→ Problem to solve
Find the word "repeat" in the data. Return every line where it appears.

→ Data provided
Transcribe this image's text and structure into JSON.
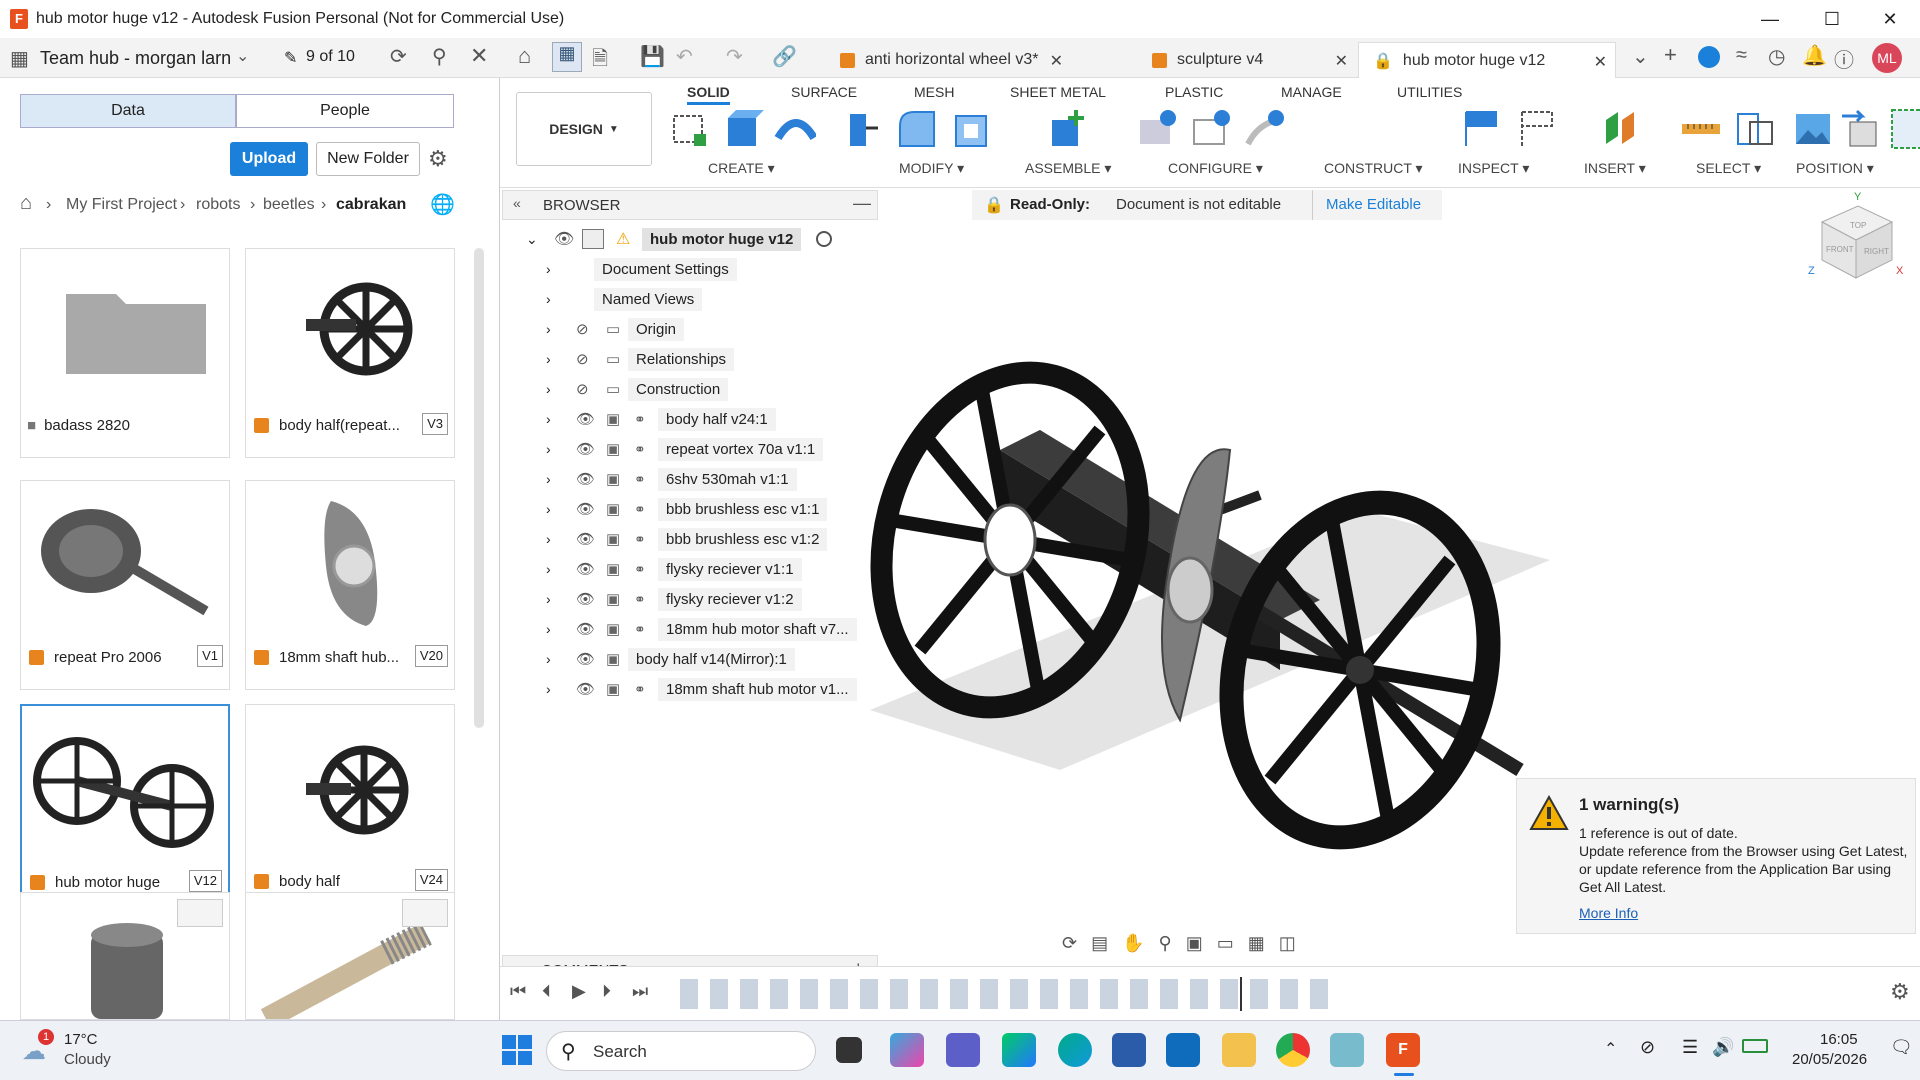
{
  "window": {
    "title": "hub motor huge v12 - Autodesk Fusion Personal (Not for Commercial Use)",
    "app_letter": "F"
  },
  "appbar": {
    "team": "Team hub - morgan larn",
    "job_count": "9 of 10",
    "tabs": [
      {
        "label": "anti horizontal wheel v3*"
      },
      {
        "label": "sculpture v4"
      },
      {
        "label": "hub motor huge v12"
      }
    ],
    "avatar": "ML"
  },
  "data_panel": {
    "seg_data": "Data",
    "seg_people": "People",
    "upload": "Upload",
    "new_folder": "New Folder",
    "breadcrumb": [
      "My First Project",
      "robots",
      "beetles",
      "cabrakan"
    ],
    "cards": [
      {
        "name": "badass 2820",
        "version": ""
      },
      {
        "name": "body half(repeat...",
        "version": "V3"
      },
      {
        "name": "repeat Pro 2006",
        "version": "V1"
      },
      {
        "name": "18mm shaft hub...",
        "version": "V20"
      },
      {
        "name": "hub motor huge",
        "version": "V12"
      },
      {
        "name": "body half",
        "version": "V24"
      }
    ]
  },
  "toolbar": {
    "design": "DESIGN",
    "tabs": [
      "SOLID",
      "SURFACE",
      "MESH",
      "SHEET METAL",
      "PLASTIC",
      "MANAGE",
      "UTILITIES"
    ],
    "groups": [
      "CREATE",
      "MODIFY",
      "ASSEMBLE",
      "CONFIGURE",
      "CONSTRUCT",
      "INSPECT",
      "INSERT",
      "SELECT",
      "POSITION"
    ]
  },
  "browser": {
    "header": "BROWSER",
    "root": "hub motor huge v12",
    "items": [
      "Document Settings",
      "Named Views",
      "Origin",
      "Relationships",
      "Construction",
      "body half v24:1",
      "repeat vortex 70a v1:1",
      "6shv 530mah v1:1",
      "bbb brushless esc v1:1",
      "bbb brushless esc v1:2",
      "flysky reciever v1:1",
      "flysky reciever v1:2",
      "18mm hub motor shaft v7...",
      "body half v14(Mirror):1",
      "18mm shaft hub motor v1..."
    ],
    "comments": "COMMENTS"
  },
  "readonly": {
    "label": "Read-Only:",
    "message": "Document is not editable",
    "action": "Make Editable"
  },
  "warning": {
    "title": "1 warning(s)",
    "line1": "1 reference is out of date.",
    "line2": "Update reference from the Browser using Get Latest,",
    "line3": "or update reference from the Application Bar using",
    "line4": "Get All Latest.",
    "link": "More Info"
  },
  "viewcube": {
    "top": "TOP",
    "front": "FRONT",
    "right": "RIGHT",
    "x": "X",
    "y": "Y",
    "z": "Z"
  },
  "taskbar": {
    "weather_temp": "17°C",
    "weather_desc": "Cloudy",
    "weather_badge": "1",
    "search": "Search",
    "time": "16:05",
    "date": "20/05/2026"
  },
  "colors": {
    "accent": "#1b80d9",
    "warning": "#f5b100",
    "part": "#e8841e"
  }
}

→ Answer to this problem
        "name": "body half(repeat...",
        "name": "repeat Pro 2006",
      "repeat vortex 70a v1:1",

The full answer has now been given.